Task details: Copy out each line below that has the word "сўради" in it.

--- begin ---

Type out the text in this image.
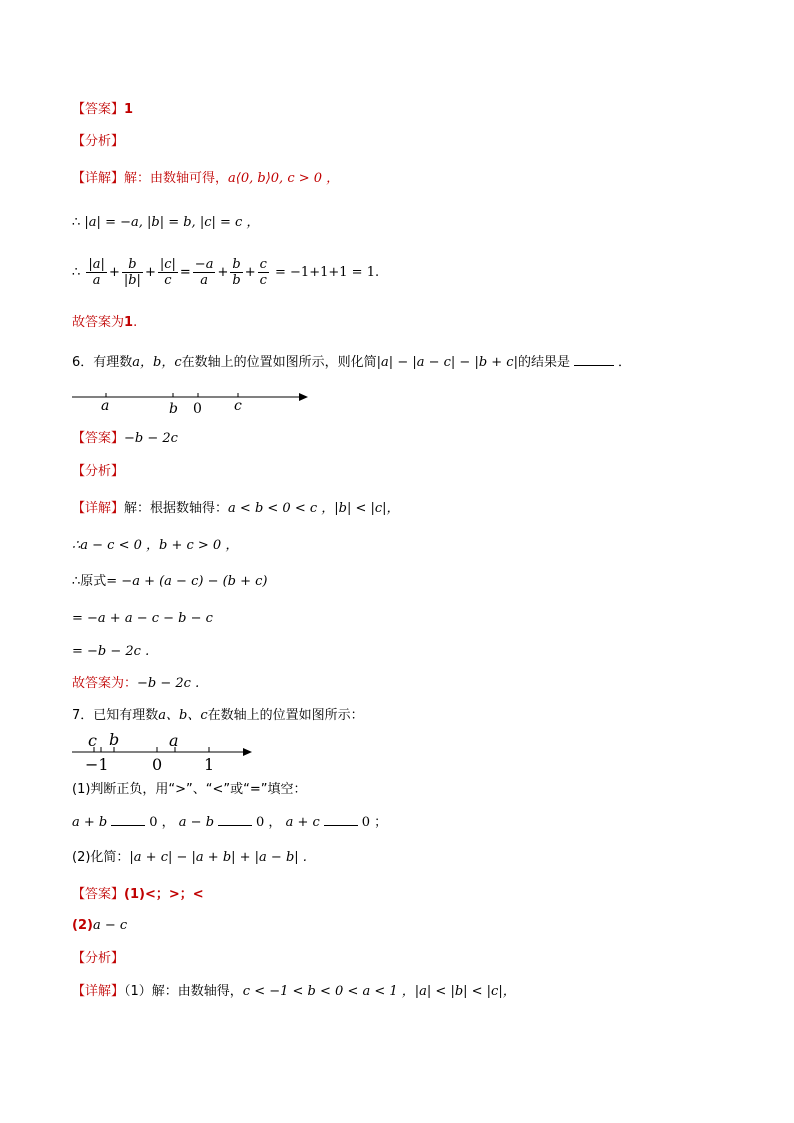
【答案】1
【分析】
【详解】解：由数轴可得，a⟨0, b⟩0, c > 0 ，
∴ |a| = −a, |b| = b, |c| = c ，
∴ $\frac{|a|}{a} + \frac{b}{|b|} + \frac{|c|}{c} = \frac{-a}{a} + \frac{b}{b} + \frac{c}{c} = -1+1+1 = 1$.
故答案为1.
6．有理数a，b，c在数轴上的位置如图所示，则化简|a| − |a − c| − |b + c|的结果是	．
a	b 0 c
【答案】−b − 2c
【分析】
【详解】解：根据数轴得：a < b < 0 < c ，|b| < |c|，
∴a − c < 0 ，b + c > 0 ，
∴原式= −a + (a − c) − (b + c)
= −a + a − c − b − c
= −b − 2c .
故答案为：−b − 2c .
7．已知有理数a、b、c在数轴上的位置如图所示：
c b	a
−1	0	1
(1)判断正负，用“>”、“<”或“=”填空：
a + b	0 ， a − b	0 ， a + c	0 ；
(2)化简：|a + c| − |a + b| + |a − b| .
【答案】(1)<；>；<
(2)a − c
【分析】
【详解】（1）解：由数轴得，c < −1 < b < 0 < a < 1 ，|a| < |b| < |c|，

--- end ---
--- begin ---

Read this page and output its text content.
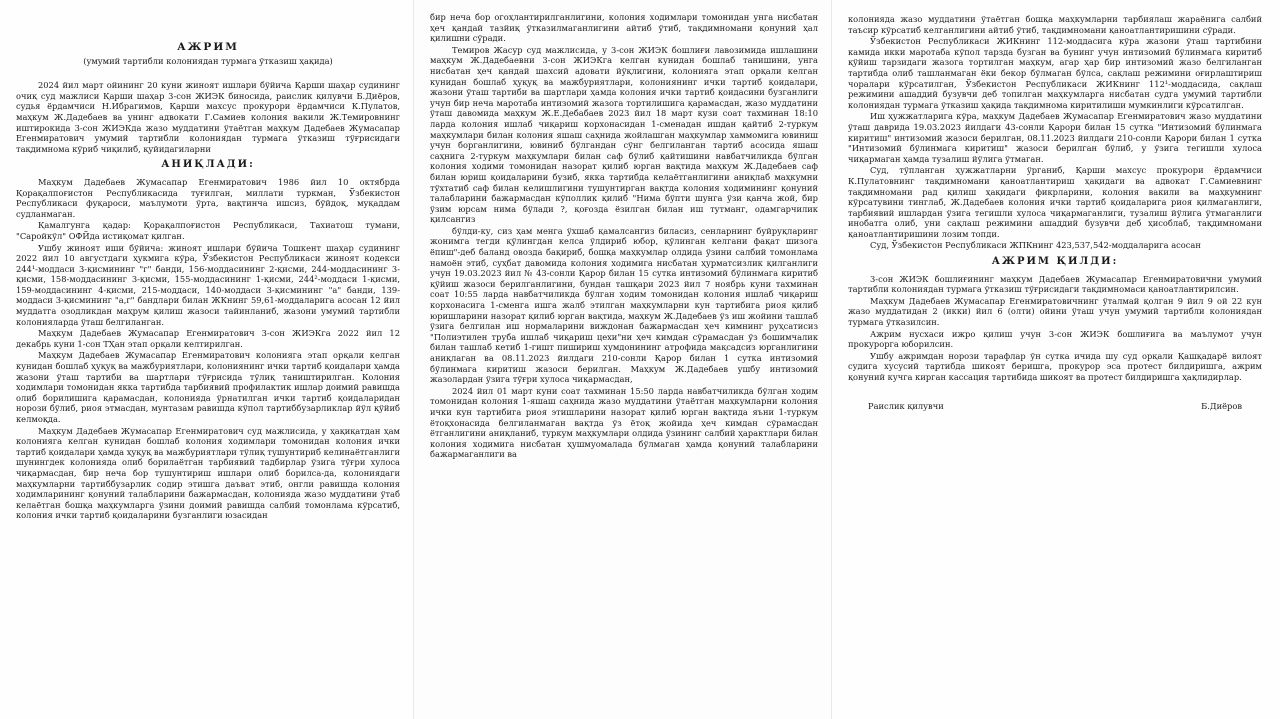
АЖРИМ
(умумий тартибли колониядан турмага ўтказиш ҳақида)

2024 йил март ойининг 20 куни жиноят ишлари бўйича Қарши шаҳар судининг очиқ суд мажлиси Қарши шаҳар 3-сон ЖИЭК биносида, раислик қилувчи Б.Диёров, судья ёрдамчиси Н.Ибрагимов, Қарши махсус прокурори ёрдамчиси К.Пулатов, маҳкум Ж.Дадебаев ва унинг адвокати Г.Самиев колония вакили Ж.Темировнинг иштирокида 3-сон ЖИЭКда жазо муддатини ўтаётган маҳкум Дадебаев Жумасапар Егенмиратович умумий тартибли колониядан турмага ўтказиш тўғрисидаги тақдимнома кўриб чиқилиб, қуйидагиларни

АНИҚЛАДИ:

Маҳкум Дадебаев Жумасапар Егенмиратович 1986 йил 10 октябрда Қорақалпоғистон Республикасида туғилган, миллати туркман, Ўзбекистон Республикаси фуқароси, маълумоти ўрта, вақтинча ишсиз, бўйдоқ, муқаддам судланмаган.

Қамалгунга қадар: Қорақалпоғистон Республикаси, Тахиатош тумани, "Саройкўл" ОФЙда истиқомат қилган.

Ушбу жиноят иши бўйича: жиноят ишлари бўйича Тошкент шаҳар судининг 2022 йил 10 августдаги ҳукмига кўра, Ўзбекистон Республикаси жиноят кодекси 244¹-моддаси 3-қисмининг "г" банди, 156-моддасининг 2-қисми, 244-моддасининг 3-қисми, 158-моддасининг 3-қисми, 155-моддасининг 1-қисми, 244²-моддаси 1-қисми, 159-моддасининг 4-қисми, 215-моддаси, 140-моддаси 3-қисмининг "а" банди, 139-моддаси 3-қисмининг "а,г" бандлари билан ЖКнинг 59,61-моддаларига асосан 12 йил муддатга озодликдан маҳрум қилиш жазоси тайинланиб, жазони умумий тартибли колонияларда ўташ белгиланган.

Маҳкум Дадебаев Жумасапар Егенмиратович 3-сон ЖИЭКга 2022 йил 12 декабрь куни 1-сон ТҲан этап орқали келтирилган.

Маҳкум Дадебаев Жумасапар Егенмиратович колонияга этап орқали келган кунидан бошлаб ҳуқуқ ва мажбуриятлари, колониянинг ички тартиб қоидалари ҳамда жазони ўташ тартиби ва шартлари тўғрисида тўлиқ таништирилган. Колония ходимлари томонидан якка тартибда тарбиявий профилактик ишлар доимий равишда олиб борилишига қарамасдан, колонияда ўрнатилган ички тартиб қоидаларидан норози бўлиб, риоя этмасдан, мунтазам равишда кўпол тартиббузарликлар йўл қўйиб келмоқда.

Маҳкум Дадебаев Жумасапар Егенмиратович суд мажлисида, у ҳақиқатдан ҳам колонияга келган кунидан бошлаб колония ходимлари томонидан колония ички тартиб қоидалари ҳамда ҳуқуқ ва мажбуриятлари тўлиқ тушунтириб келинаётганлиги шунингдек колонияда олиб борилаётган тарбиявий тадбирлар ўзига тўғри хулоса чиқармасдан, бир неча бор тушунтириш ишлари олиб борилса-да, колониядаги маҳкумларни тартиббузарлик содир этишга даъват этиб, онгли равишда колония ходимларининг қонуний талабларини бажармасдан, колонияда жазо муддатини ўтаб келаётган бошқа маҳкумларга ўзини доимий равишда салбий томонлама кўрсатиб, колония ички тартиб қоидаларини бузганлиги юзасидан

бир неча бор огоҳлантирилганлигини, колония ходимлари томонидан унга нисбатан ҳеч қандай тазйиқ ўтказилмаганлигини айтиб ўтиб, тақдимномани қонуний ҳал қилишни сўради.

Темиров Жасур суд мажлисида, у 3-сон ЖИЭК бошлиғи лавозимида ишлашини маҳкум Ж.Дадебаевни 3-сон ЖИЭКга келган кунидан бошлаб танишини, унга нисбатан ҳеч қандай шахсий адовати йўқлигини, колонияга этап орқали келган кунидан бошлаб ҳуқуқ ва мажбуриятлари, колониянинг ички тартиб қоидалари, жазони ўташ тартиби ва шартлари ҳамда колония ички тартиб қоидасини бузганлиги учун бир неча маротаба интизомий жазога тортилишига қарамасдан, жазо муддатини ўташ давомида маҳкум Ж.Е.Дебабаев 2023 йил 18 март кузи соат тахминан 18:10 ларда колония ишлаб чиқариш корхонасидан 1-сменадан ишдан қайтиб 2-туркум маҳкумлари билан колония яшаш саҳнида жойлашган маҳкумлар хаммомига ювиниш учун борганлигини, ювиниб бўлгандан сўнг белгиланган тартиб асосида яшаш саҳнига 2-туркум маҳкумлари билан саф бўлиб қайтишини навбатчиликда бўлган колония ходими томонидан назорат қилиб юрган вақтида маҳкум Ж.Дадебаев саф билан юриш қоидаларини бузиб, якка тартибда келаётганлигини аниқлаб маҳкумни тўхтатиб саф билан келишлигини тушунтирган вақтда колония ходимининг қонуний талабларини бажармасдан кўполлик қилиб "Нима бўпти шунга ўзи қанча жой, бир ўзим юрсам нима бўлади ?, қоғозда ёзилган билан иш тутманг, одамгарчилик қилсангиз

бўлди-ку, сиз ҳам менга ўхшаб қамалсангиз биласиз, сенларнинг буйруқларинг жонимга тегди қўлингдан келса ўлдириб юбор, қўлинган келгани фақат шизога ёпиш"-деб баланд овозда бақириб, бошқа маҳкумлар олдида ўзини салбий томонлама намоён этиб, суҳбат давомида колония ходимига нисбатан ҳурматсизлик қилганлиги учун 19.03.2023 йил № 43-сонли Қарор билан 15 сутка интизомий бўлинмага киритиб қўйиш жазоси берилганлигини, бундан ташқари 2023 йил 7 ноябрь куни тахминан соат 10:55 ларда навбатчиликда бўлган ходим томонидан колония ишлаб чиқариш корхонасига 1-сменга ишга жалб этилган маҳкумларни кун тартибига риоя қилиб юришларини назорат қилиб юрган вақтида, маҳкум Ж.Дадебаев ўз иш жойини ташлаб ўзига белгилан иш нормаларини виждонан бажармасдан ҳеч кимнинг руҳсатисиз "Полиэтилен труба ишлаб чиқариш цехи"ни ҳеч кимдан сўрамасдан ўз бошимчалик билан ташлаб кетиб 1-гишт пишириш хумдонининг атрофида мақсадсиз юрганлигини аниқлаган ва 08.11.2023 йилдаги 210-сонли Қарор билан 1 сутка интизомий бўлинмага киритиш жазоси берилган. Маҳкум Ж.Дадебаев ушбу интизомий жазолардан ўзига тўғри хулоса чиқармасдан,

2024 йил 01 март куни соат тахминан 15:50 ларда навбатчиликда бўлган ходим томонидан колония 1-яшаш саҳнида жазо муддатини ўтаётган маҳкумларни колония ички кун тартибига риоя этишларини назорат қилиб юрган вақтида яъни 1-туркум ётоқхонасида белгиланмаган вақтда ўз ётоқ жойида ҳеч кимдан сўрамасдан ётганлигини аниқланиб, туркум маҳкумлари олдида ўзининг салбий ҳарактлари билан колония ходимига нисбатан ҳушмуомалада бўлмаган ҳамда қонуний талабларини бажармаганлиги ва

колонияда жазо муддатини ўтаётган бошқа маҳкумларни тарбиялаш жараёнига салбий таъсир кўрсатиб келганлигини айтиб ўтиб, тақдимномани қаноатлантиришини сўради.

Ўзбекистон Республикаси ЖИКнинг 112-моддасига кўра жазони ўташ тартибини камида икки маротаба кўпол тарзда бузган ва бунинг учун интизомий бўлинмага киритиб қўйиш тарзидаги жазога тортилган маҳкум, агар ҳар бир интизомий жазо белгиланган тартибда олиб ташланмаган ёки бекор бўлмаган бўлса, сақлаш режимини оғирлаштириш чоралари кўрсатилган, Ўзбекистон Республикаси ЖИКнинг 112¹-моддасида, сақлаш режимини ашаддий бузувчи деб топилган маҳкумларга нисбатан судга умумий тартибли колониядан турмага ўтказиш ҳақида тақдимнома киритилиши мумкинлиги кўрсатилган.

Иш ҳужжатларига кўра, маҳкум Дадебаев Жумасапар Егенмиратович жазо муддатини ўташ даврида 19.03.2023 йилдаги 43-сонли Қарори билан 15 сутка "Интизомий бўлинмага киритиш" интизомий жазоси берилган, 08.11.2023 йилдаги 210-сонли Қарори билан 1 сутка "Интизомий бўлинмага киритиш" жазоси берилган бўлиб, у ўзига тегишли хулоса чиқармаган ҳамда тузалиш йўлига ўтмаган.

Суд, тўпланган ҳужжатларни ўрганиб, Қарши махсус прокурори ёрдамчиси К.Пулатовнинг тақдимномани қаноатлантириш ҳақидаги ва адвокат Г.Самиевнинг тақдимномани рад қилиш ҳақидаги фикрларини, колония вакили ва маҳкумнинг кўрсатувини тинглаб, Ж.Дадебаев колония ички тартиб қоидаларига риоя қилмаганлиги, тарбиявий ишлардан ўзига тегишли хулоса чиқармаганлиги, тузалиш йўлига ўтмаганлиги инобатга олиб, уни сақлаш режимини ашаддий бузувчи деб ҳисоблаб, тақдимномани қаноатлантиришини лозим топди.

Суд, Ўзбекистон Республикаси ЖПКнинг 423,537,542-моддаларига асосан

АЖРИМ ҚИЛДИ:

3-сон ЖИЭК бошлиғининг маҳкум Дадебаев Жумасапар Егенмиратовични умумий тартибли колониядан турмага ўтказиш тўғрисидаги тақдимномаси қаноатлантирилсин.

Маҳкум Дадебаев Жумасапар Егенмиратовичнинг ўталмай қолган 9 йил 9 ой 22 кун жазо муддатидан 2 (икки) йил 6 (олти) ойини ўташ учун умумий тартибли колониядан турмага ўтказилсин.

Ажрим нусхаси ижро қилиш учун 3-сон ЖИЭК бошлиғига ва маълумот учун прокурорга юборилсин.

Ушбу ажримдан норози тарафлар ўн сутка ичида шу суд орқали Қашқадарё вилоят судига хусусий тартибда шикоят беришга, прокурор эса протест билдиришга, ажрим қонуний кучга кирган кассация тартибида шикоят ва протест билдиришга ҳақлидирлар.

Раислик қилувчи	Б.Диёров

--- end ---

Written response:
бир неча бор огоҳлантирилганлигини, колония ходимлари томонидан унга нисбатан ҳеч қандай тазйиқ ўтказилмаганлигини айтиб ўтиб, тақдимномани қонуний ҳал қилишни сўради.
колонияда жазо муддатини ўтаётган бошқа маҳкумларни тарбиялаш жараёнига салбий таъсир кўрсатиб келганлигини айтиб ўтиб, тақдимномани қаноатлантиришини сўради.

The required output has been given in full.